*Written problem*.
Below are some records. Count the lines with "about" in them and give nothing but the total.

■ ■ ■ ■ ■

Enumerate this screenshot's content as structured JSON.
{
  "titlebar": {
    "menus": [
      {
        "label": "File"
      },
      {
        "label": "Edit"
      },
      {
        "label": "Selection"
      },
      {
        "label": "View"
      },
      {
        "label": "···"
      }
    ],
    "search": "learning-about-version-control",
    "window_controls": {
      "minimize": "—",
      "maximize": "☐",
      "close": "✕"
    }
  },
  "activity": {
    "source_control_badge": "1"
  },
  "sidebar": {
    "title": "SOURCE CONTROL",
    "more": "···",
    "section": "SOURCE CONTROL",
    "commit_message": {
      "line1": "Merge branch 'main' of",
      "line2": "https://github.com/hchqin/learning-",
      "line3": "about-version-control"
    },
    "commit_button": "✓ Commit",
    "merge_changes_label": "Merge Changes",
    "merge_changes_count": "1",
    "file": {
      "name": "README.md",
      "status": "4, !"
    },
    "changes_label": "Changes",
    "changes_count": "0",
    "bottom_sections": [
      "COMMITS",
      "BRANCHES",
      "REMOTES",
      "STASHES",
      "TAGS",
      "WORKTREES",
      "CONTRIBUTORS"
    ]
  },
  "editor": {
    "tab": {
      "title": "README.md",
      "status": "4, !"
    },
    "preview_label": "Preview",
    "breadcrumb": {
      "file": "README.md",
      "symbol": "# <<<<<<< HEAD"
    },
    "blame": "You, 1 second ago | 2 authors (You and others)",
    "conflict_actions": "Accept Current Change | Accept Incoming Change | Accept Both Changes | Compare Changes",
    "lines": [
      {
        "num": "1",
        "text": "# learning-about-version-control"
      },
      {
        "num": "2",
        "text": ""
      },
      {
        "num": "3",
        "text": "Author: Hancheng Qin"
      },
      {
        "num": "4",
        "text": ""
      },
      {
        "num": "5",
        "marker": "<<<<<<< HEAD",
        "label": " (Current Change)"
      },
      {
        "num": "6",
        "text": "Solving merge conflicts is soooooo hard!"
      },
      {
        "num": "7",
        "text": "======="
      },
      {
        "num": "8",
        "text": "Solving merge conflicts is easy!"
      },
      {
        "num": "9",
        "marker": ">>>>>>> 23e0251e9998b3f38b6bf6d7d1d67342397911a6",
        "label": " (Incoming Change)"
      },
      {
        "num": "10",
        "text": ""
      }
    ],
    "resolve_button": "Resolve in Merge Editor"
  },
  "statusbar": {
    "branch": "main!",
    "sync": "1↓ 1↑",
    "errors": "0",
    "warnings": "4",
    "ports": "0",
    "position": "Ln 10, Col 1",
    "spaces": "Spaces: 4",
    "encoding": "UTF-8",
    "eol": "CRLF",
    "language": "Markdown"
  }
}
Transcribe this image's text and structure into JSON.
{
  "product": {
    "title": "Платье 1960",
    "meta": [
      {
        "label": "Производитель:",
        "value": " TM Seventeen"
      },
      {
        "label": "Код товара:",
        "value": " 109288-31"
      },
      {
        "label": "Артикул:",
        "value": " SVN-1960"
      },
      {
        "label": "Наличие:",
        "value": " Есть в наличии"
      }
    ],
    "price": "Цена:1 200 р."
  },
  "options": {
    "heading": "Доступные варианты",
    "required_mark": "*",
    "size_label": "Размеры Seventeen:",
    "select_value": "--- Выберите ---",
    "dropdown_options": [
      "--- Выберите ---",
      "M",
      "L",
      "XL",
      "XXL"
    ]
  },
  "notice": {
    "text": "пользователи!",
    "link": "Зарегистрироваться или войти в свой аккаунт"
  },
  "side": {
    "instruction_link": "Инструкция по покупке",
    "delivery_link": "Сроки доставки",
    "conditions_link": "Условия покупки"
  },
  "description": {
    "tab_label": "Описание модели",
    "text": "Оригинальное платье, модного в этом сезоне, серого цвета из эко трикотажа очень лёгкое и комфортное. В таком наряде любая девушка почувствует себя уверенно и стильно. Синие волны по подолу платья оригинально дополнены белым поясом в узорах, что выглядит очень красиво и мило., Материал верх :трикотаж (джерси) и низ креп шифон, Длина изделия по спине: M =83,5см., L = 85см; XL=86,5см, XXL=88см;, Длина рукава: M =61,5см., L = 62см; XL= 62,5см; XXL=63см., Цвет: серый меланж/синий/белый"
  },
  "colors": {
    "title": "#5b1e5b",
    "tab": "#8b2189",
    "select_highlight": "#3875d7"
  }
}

■ ■ ■ ■ ■

*Answer for this exercise*.
3